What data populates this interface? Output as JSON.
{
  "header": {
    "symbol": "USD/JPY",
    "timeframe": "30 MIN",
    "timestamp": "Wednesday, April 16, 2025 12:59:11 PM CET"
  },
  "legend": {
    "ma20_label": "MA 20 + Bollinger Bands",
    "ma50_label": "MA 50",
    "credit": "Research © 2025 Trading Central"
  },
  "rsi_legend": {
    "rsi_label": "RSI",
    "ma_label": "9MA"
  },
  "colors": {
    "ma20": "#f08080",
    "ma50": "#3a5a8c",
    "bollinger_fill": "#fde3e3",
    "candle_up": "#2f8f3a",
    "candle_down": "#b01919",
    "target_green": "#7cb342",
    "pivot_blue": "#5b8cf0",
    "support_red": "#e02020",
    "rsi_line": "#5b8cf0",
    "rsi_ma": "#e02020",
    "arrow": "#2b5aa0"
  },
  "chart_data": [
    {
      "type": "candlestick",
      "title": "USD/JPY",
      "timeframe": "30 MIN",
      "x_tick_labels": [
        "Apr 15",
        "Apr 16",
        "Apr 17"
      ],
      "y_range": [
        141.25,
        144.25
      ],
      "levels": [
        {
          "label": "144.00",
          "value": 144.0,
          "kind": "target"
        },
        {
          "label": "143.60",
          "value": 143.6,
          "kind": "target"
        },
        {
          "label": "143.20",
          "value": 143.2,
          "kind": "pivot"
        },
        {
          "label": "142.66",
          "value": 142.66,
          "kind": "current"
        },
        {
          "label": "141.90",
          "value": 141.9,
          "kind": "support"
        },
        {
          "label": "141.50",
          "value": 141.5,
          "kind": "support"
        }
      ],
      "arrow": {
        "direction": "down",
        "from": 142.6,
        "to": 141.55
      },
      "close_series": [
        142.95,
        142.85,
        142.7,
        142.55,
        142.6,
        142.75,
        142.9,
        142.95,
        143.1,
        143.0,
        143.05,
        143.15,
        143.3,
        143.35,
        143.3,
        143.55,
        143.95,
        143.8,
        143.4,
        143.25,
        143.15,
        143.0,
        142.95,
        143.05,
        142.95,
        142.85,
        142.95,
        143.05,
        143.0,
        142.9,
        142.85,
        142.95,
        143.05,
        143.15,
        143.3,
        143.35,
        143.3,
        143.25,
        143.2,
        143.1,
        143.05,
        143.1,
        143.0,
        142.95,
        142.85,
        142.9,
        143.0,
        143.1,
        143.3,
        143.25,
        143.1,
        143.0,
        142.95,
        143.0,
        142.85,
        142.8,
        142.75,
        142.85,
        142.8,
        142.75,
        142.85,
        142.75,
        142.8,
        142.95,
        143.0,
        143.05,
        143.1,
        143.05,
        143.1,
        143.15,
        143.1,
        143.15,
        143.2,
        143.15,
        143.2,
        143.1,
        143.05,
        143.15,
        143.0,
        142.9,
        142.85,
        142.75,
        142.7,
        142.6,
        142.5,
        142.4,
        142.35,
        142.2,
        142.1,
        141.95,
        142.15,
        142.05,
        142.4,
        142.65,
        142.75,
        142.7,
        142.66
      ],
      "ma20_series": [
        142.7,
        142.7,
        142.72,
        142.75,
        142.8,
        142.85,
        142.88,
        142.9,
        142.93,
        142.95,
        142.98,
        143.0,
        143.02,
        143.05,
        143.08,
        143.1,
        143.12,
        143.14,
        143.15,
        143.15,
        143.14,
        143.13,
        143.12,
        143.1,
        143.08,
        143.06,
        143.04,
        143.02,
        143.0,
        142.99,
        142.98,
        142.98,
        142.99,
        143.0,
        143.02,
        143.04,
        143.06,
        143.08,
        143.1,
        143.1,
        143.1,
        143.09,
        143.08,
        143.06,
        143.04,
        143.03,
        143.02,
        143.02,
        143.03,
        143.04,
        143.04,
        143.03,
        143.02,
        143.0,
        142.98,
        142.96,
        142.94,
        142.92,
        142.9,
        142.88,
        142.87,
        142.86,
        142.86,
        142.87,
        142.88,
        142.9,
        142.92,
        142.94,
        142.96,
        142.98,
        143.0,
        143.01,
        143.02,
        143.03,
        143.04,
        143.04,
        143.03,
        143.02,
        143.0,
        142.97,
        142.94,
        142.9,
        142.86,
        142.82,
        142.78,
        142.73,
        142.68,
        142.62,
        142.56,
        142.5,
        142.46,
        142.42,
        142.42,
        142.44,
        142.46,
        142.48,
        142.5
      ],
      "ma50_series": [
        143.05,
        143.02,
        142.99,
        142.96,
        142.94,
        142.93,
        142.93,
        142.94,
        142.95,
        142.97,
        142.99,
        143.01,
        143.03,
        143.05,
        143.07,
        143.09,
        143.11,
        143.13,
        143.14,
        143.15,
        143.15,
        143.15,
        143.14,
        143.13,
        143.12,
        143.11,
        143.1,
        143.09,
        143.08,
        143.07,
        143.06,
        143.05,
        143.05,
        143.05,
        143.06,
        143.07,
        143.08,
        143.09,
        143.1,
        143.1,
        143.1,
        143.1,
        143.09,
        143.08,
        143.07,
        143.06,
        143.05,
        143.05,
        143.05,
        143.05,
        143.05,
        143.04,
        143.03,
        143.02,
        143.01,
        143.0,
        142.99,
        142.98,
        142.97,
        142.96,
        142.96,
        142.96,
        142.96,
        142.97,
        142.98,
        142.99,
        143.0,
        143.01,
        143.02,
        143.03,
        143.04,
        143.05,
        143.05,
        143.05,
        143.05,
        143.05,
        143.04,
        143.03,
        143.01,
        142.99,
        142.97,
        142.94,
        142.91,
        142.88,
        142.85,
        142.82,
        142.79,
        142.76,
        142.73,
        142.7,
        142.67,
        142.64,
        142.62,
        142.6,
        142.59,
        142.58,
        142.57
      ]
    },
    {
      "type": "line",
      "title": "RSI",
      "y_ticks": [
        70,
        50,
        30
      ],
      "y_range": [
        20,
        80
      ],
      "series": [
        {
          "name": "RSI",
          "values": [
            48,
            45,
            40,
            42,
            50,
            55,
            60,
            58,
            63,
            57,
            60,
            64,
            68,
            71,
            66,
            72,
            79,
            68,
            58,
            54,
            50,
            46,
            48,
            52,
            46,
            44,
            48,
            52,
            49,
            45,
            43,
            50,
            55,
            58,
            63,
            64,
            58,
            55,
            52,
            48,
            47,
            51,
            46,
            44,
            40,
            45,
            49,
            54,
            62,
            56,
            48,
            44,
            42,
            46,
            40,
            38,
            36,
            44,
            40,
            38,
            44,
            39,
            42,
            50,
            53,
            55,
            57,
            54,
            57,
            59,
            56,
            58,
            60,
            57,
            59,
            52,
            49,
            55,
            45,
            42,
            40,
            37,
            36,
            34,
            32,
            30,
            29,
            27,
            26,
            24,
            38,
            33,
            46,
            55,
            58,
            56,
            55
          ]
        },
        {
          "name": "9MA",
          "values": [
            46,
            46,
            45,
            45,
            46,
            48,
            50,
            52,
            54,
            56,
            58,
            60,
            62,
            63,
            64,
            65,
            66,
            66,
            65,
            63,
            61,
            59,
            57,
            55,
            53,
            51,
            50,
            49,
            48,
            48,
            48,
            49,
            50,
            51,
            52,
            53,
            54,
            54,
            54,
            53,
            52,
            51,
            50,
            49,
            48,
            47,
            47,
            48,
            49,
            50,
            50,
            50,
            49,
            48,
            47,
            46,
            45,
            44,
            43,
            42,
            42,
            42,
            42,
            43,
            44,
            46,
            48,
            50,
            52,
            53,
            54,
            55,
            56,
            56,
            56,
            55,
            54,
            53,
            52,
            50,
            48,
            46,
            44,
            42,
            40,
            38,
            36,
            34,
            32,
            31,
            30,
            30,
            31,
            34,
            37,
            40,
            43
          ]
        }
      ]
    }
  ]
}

WHAT YOU SHOULD DO: Repeat each record exactly, leaving nothing out.

EXERCISE OUTPUT:
What data populates this interface? Output as JSON.
{
  "header": {
    "symbol": "USD/JPY",
    "timeframe": "30 MIN",
    "timestamp": "Wednesday, April 16, 2025 12:59:11 PM CET"
  },
  "legend": {
    "ma20_label": "MA 20 + Bollinger Bands",
    "ma50_label": "MA 50",
    "credit": "Research © 2025 Trading Central"
  },
  "rsi_legend": {
    "rsi_label": "RSI",
    "ma_label": "9MA"
  },
  "colors": {
    "ma20": "#f08080",
    "ma50": "#3a5a8c",
    "bollinger_fill": "#fde3e3",
    "candle_up": "#2f8f3a",
    "candle_down": "#b01919",
    "target_green": "#7cb342",
    "pivot_blue": "#5b8cf0",
    "support_red": "#e02020",
    "rsi_line": "#5b8cf0",
    "rsi_ma": "#e02020",
    "arrow": "#2b5aa0"
  },
  "chart_data": [
    {
      "type": "candlestick",
      "title": "USD/JPY",
      "timeframe": "30 MIN",
      "x_tick_labels": [
        "Apr 15",
        "Apr 16",
        "Apr 17"
      ],
      "y_range": [
        141.25,
        144.25
      ],
      "levels": [
        {
          "label": "144.00",
          "value": 144.0,
          "kind": "target"
        },
        {
          "label": "143.60",
          "value": 143.6,
          "kind": "target"
        },
        {
          "label": "143.20",
          "value": 143.2,
          "kind": "pivot"
        },
        {
          "label": "142.66",
          "value": 142.66,
          "kind": "current"
        },
        {
          "label": "141.90",
          "value": 141.9,
          "kind": "support"
        },
        {
          "label": "141.50",
          "value": 141.5,
          "kind": "support"
        }
      ],
      "arrow": {
        "direction": "down",
        "from": 142.6,
        "to": 141.55
      },
      "close_series": [
        142.95,
        142.85,
        142.7,
        142.55,
        142.6,
        142.75,
        142.9,
        142.95,
        143.1,
        143.0,
        143.05,
        143.15,
        143.3,
        143.35,
        143.3,
        143.55,
        143.95,
        143.8,
        143.4,
        143.25,
        143.15,
        143.0,
        142.95,
        143.05,
        142.95,
        142.85,
        142.95,
        143.05,
        143.0,
        142.9,
        142.85,
        142.95,
        143.05,
        143.15,
        143.3,
        143.35,
        143.3,
        143.25,
        143.2,
        143.1,
        143.05,
        143.1,
        143.0,
        142.95,
        142.85,
        142.9,
        143.0,
        143.1,
        143.3,
        143.25,
        143.1,
        143.0,
        142.95,
        143.0,
        142.85,
        142.8,
        142.75,
        142.85,
        142.8,
        142.75,
        142.85,
        142.75,
        142.8,
        142.95,
        143.0,
        143.05,
        143.1,
        143.05,
        143.1,
        143.15,
        143.1,
        143.15,
        143.2,
        143.15,
        143.2,
        143.1,
        143.05,
        143.15,
        143.0,
        142.9,
        142.85,
        142.75,
        142.7,
        142.6,
        142.5,
        142.4,
        142.35,
        142.2,
        142.1,
        141.95,
        142.15,
        142.05,
        142.4,
        142.65,
        142.75,
        142.7,
        142.66
      ],
      "ma20_series": [
        142.7,
        142.7,
        142.72,
        142.75,
        142.8,
        142.85,
        142.88,
        142.9,
        142.93,
        142.95,
        142.98,
        143.0,
        143.02,
        143.05,
        143.08,
        143.1,
        143.12,
        143.14,
        143.15,
        143.15,
        143.14,
        143.13,
        143.12,
        143.1,
        143.08,
        143.06,
        143.04,
        143.02,
        143.0,
        142.99,
        142.98,
        142.98,
        142.99,
        143.0,
        143.02,
        143.04,
        143.06,
        143.08,
        143.1,
        143.1,
        143.1,
        143.09,
        143.08,
        143.06,
        143.04,
        143.03,
        143.02,
        143.02,
        143.03,
        143.04,
        143.04,
        143.03,
        143.02,
        143.0,
        142.98,
        142.96,
        142.94,
        142.92,
        142.9,
        142.88,
        142.87,
        142.86,
        142.86,
        142.87,
        142.88,
        142.9,
        142.92,
        142.94,
        142.96,
        142.98,
        143.0,
        143.01,
        143.02,
        143.03,
        143.04,
        143.04,
        143.03,
        143.02,
        143.0,
        142.97,
        142.94,
        142.9,
        142.86,
        142.82,
        142.78,
        142.73,
        142.68,
        142.62,
        142.56,
        142.5,
        142.46,
        142.42,
        142.42,
        142.44,
        142.46,
        142.48,
        142.5
      ],
      "ma50_series": [
        143.05,
        143.02,
        142.99,
        142.96,
        142.94,
        142.93,
        142.93,
        142.94,
        142.95,
        142.97,
        142.99,
        143.01,
        143.03,
        143.05,
        143.07,
        143.09,
        143.11,
        143.13,
        143.14,
        143.15,
        143.15,
        143.15,
        143.14,
        143.13,
        143.12,
        143.11,
        143.1,
        143.09,
        143.08,
        143.07,
        143.06,
        143.05,
        143.05,
        143.05,
        143.06,
        143.07,
        143.08,
        143.09,
        143.1,
        143.1,
        143.1,
        143.1,
        143.09,
        143.08,
        143.07,
        143.06,
        143.05,
        143.05,
        143.05,
        143.05,
        143.05,
        143.04,
        143.03,
        143.02,
        143.01,
        143.0,
        142.99,
        142.98,
        142.97,
        142.96,
        142.96,
        142.96,
        142.96,
        142.97,
        142.98,
        142.99,
        143.0,
        143.01,
        143.02,
        143.03,
        143.04,
        143.05,
        143.05,
        143.05,
        143.05,
        143.05,
        143.04,
        143.03,
        143.01,
        142.99,
        142.97,
        142.94,
        142.91,
        142.88,
        142.85,
        142.82,
        142.79,
        142.76,
        142.73,
        142.7,
        142.67,
        142.64,
        142.62,
        142.6,
        142.59,
        142.58,
        142.57
      ]
    },
    {
      "type": "line",
      "title": "RSI",
      "y_ticks": [
        70,
        50,
        30
      ],
      "y_range": [
        20,
        80
      ],
      "series": [
        {
          "name": "RSI",
          "values": [
            48,
            45,
            40,
            42,
            50,
            55,
            60,
            58,
            63,
            57,
            60,
            64,
            68,
            71,
            66,
            72,
            79,
            68,
            58,
            54,
            50,
            46,
            48,
            52,
            46,
            44,
            48,
            52,
            49,
            45,
            43,
            50,
            55,
            58,
            63,
            64,
            58,
            55,
            52,
            48,
            47,
            51,
            46,
            44,
            40,
            45,
            49,
            54,
            62,
            56,
            48,
            44,
            42,
            46,
            40,
            38,
            36,
            44,
            40,
            38,
            44,
            39,
            42,
            50,
            53,
            55,
            57,
            54,
            57,
            59,
            56,
            58,
            60,
            57,
            59,
            52,
            49,
            55,
            45,
            42,
            40,
            37,
            36,
            34,
            32,
            30,
            29,
            27,
            26,
            24,
            38,
            33,
            46,
            55,
            58,
            56,
            55
          ]
        },
        {
          "name": "9MA",
          "values": [
            46,
            46,
            45,
            45,
            46,
            48,
            50,
            52,
            54,
            56,
            58,
            60,
            62,
            63,
            64,
            65,
            66,
            66,
            65,
            63,
            61,
            59,
            57,
            55,
            53,
            51,
            50,
            49,
            48,
            48,
            48,
            49,
            50,
            51,
            52,
            53,
            54,
            54,
            54,
            53,
            52,
            51,
            50,
            49,
            48,
            47,
            47,
            48,
            49,
            50,
            50,
            50,
            49,
            48,
            47,
            46,
            45,
            44,
            43,
            42,
            42,
            42,
            42,
            43,
            44,
            46,
            48,
            50,
            52,
            53,
            54,
            55,
            56,
            56,
            56,
            55,
            54,
            53,
            52,
            50,
            48,
            46,
            44,
            42,
            40,
            38,
            36,
            34,
            32,
            31,
            30,
            30,
            31,
            34,
            37,
            40,
            43
          ]
        }
      ]
    }
  ]
}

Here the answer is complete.